The proud father of such 1950’s cinematic heist films as Jules Dassin’s Rififi and Stanley Kubrick’s The Killing, John Huston’s The Asphalt Jungle can stand as tall as any of them.
The Production: 5/5
The proud father of such 1950’s cinematic heist films as Jules Dassin’s Rififi and Stanley Kubrick’s The Killing, John Huston’s The Asphalt Jungle can stand as tall as any of them. Tough, gritty, and monumentally engrossing, The Asphalt Jungle remains one of the high water marks of film noir with a sterling cast of actors playing characters you won’t soon forget in a crime caper that really laid the groundwork for all that would follow. Toss in a couple of memorable calculating dames, and you’ve got yourself one movie classic.
_ _ _ _ _ _ _
**EXERCISE TASKS:**
[1] Translate this sentence from the film review into Spanish: "Toss in a couple of memorable calculating dames, and you’ve got yourself one movie classic."
[2] Reproduce the rows from the one containing "List UI elements and their xyxy=(x0,y0,x1,y1)" down to the one containing "candle-body xyxy=(122,296,126,300)", including both of those rows.

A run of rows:
_ _ _ _ _ _ _
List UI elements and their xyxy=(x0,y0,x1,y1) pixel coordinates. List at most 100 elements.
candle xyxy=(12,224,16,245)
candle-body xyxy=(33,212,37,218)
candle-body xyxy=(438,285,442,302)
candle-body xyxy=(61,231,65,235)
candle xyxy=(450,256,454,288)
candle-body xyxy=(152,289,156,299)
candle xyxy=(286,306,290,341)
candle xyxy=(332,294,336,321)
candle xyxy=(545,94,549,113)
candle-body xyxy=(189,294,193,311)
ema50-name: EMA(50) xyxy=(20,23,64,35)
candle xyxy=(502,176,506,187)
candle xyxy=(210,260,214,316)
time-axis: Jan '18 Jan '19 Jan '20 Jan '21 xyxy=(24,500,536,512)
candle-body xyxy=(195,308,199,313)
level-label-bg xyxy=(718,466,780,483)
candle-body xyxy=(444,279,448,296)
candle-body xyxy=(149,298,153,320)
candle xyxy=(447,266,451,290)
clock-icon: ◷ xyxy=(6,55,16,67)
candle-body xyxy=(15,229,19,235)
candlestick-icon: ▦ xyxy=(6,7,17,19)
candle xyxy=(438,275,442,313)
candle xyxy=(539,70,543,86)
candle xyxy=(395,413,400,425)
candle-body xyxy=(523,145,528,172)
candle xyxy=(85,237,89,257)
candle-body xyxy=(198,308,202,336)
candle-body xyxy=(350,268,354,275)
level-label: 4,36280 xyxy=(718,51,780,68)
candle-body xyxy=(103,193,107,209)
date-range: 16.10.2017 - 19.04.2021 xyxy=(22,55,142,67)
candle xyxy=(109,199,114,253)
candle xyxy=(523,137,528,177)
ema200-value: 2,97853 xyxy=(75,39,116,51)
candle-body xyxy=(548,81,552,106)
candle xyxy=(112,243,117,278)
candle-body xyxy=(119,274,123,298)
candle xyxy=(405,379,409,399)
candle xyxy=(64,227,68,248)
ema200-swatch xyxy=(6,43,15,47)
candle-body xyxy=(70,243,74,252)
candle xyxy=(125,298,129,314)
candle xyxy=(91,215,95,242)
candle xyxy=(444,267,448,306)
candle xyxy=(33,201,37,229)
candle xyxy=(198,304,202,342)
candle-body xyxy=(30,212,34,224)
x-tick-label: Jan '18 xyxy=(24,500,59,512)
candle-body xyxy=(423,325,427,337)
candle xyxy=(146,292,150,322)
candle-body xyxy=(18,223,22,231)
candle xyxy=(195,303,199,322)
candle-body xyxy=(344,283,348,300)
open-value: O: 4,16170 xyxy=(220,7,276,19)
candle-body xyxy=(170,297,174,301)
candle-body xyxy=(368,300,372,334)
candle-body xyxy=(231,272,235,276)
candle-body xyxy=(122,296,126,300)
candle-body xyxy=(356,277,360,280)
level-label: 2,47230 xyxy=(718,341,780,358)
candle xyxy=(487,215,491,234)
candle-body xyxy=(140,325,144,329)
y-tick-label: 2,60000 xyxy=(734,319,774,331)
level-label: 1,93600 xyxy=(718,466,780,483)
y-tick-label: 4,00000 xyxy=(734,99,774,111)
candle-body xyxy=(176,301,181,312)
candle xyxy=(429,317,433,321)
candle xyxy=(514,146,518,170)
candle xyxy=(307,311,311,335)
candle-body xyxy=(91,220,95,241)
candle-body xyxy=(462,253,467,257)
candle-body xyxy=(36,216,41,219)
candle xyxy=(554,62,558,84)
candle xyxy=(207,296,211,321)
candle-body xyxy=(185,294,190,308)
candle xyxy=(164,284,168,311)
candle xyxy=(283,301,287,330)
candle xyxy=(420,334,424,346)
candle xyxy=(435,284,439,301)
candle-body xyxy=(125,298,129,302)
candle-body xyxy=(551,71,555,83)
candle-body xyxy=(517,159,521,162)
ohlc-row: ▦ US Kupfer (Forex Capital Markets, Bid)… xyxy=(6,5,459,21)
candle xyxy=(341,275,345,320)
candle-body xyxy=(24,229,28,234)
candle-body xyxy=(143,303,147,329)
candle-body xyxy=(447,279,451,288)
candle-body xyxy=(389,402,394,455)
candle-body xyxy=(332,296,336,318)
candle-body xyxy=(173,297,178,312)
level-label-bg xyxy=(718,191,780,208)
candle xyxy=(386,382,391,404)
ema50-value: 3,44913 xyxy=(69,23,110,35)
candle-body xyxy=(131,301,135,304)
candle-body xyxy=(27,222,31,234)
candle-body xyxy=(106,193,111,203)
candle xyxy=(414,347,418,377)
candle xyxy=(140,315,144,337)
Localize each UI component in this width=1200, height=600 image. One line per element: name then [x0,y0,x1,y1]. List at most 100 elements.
_ _ _ _ _ _ _
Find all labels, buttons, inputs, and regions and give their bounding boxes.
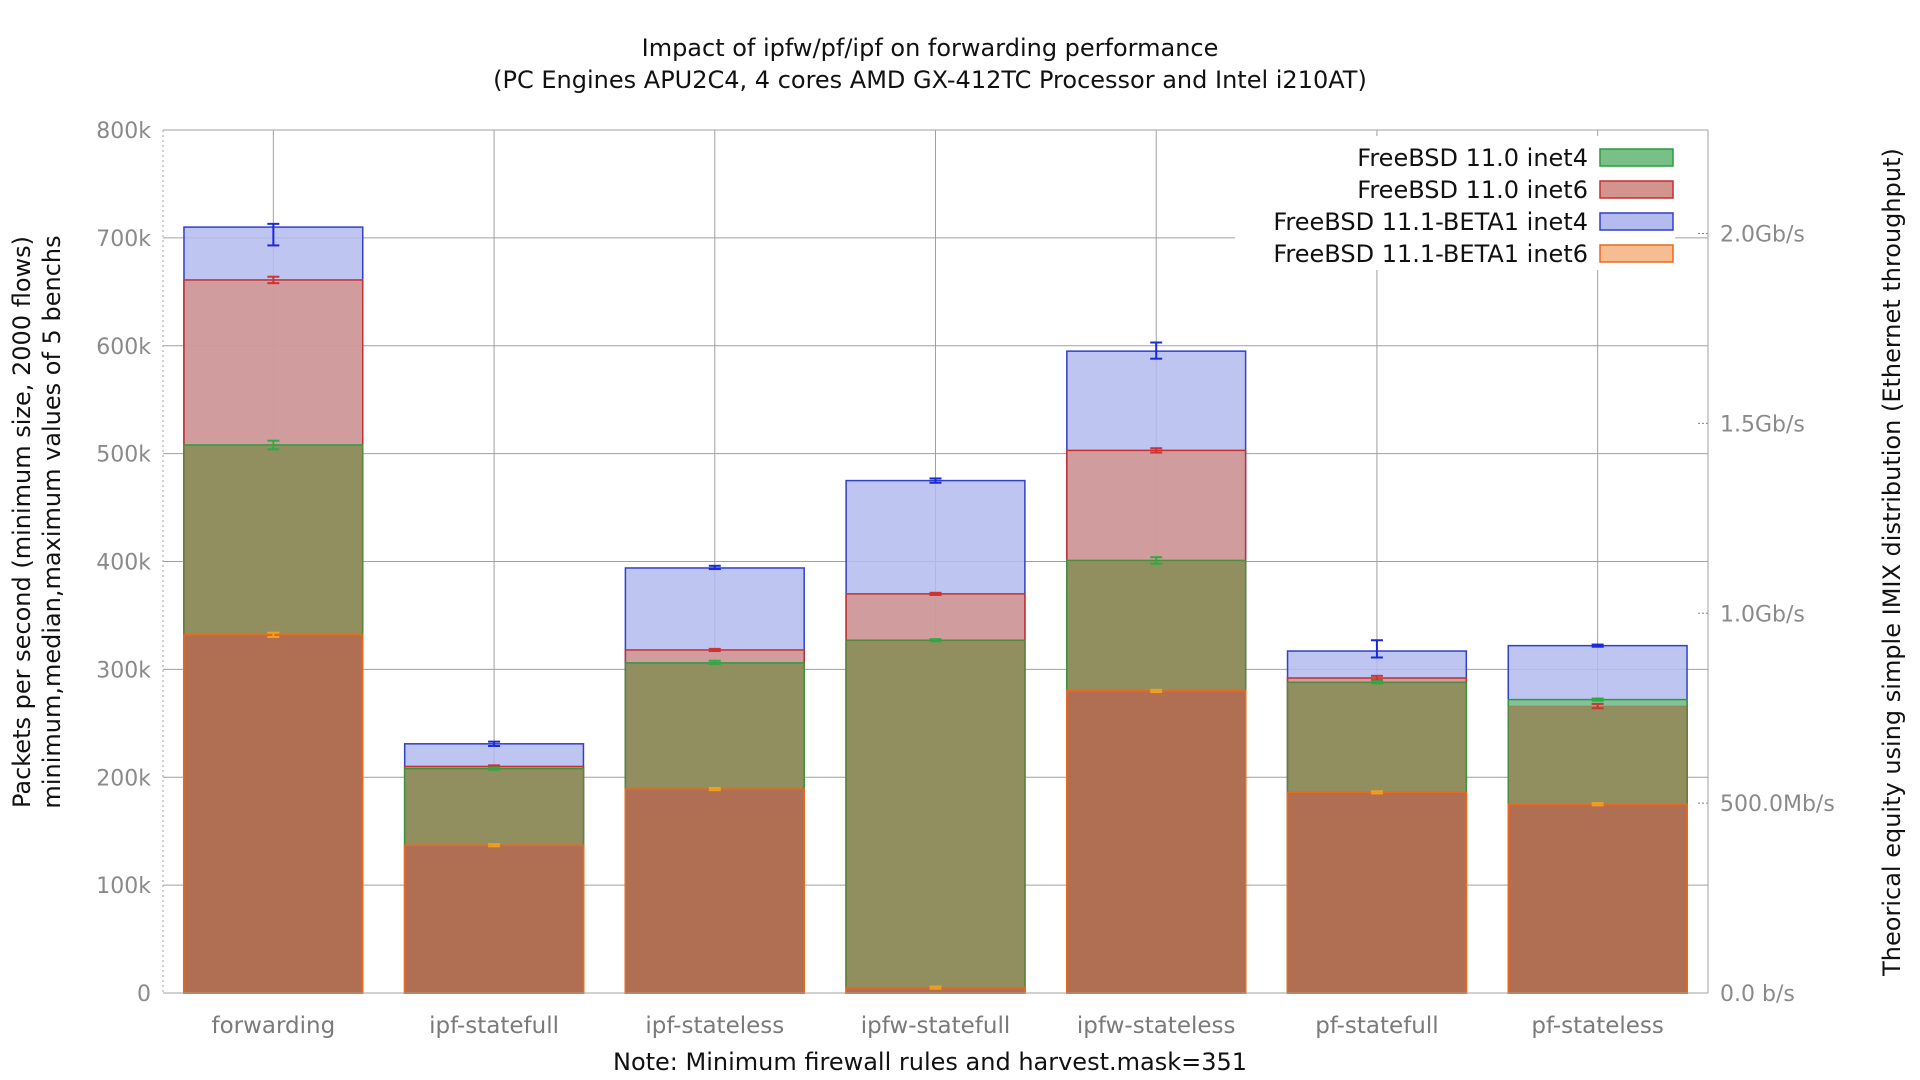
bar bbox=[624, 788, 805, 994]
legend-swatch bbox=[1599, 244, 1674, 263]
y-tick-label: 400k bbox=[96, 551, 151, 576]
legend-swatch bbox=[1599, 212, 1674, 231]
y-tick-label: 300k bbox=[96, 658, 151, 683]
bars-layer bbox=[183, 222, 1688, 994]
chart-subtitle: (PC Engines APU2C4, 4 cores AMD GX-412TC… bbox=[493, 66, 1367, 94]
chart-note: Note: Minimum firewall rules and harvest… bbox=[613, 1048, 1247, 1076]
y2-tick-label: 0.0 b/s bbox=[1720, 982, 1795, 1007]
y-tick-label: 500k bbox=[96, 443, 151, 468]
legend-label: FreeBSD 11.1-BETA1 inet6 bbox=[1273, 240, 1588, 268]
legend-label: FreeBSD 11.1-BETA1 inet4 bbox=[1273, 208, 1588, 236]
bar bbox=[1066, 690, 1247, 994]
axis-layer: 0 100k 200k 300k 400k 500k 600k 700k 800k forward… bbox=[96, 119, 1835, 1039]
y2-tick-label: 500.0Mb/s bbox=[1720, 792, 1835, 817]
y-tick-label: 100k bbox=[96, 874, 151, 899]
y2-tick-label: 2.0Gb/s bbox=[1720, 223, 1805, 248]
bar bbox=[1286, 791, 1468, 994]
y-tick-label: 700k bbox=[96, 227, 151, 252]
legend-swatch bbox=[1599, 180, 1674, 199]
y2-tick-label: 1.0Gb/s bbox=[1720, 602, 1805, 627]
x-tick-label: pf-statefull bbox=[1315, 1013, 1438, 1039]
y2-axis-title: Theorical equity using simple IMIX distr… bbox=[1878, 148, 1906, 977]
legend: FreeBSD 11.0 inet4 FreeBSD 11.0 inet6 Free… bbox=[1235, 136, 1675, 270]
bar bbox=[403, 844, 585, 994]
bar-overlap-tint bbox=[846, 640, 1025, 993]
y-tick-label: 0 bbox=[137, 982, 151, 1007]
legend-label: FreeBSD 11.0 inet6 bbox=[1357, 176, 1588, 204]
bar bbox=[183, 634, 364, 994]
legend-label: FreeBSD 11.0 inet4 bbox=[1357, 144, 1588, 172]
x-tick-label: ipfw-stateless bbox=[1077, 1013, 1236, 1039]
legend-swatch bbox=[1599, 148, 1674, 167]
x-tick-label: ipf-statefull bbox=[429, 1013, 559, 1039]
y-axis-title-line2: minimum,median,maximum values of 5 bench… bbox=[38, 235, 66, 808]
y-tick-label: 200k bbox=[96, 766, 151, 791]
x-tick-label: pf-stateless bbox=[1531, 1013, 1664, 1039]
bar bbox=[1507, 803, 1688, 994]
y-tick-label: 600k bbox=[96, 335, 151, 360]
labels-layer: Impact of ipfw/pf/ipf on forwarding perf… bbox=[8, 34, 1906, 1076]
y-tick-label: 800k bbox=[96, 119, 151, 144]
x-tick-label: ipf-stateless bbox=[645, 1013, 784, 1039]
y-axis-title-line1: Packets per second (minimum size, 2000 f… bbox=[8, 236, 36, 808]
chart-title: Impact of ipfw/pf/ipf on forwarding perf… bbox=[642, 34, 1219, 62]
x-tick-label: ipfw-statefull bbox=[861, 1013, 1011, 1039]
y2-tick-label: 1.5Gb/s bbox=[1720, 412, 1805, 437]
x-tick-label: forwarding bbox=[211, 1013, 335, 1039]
_ _ _ _ _ _ _
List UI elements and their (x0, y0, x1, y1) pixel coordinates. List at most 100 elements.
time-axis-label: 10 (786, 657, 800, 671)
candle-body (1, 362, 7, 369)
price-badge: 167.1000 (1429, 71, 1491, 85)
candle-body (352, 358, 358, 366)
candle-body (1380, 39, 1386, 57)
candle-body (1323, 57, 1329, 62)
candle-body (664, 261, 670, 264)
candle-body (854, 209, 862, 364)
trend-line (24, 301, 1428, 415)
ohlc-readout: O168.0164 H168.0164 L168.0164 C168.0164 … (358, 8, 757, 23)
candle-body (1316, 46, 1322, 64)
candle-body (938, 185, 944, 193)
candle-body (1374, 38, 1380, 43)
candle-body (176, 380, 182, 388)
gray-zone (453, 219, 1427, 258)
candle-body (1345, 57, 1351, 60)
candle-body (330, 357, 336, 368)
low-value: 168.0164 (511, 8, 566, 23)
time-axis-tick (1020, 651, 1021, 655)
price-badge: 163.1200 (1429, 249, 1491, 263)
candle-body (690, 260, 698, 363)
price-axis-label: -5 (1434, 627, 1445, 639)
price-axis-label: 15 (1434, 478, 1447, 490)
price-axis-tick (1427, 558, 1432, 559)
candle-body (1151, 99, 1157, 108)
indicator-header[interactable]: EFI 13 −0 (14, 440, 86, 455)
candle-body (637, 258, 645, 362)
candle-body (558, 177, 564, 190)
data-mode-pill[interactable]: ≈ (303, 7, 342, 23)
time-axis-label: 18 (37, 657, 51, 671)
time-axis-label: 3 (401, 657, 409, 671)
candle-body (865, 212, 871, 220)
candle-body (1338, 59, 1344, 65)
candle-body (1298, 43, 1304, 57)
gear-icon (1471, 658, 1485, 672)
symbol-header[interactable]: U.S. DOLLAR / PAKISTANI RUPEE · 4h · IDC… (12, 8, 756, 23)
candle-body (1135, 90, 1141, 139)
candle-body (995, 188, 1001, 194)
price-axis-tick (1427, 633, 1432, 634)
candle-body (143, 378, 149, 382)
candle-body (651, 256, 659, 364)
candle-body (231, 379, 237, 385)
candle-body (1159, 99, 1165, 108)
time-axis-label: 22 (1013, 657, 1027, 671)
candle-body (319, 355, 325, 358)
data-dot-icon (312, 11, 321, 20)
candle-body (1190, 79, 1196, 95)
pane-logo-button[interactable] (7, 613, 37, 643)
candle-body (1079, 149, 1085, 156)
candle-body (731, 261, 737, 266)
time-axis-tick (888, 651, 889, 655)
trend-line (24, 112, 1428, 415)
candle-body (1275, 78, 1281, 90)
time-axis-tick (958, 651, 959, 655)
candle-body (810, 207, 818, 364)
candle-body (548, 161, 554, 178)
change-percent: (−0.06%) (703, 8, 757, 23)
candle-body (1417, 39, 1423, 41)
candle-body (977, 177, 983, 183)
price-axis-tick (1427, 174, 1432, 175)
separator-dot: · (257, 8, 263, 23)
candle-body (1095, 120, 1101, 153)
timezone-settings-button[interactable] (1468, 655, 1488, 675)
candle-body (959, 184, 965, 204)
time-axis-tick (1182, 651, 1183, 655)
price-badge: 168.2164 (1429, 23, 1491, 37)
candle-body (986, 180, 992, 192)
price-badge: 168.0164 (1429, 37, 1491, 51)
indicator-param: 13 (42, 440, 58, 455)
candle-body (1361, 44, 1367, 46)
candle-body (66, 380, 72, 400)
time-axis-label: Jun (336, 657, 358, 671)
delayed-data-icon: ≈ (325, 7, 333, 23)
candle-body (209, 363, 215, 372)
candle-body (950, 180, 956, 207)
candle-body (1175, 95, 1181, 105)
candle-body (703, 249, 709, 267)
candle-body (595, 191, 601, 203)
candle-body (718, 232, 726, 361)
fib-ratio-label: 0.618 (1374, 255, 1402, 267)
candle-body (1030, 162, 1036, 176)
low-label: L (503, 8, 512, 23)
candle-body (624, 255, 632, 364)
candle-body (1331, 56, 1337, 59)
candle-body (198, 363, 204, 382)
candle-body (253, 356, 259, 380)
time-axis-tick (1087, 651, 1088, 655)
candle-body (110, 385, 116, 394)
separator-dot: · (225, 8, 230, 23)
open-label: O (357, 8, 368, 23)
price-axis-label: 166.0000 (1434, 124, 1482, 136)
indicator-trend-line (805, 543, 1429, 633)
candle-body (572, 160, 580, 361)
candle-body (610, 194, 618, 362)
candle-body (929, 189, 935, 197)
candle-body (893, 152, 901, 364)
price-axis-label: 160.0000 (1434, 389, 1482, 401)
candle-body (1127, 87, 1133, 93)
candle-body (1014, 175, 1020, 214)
_ _ _ _ _ _ _
**ANSWERS TO THE TASKS:**
[1] Añada un par de mujeres calculadoras memorables y tendrá todo un clásico del cine.

[2]
List UI elements and their xyxy=(x0,y0,x1,y1) pixel coordinates. List at most 100 elements.
candle xyxy=(12,224,16,245)
candle-body xyxy=(33,212,37,218)
candle-body xyxy=(438,285,442,302)
candle-body xyxy=(61,231,65,235)
candle xyxy=(450,256,454,288)
candle-body xyxy=(152,289,156,299)
candle xyxy=(286,306,290,341)
candle xyxy=(332,294,336,321)
candle xyxy=(545,94,549,113)
candle-body xyxy=(189,294,193,311)
ema50-name: EMA(50) xyxy=(20,23,64,35)
candle xyxy=(502,176,506,187)
candle xyxy=(210,260,214,316)
time-axis: Jan '18 Jan '19 Jan '20 Jan '21 xyxy=(24,500,536,512)
candle-body xyxy=(195,308,199,313)
level-label-bg xyxy=(718,466,780,483)
candle-body xyxy=(444,279,448,296)
candle-body xyxy=(149,298,153,320)
candle xyxy=(447,266,451,290)
clock-icon: ◷ xyxy=(6,55,16,67)
candle-body xyxy=(15,229,19,235)
candlestick-icon: ▦ xyxy=(6,7,17,19)
candle xyxy=(438,275,442,313)
candle xyxy=(539,70,543,86)
candle xyxy=(395,413,400,425)
candle-body xyxy=(523,145,528,172)
candle xyxy=(85,237,89,257)
candle-body xyxy=(198,308,202,336)
candle-body xyxy=(350,268,354,275)
level-label: 4,36280 xyxy=(718,51,780,68)
candle-body xyxy=(103,193,107,209)
date-range: 16.10.2017 - 19.04.2021 xyxy=(22,55,142,67)
candle xyxy=(109,199,114,253)
candle xyxy=(523,137,528,177)
ema200-value: 2,97853 xyxy=(75,39,116,51)
candle-body xyxy=(548,81,552,106)
candle xyxy=(112,243,117,278)
candle-body xyxy=(119,274,123,298)
candle xyxy=(405,379,409,399)
candle xyxy=(64,227,68,248)
ema200-swatch xyxy=(6,43,15,47)
candle-body xyxy=(70,243,74,252)
candle xyxy=(125,298,129,314)
candle xyxy=(91,215,95,242)
candle xyxy=(444,267,448,306)
candle xyxy=(33,201,37,229)
candle xyxy=(198,304,202,342)
candle-body xyxy=(30,212,34,224)
x-tick-label: Jan '18 xyxy=(24,500,59,512)
candle-body xyxy=(423,325,427,337)
candle xyxy=(146,292,150,322)
candle-body xyxy=(18,223,22,231)
candle xyxy=(195,303,199,322)
candle-body xyxy=(344,283,348,300)
open-value: O: 4,16170 xyxy=(220,7,276,19)
candle-body xyxy=(170,297,174,301)
candle-body xyxy=(368,300,372,334)
candle-body xyxy=(231,272,235,276)
candle-body xyxy=(122,296,126,300)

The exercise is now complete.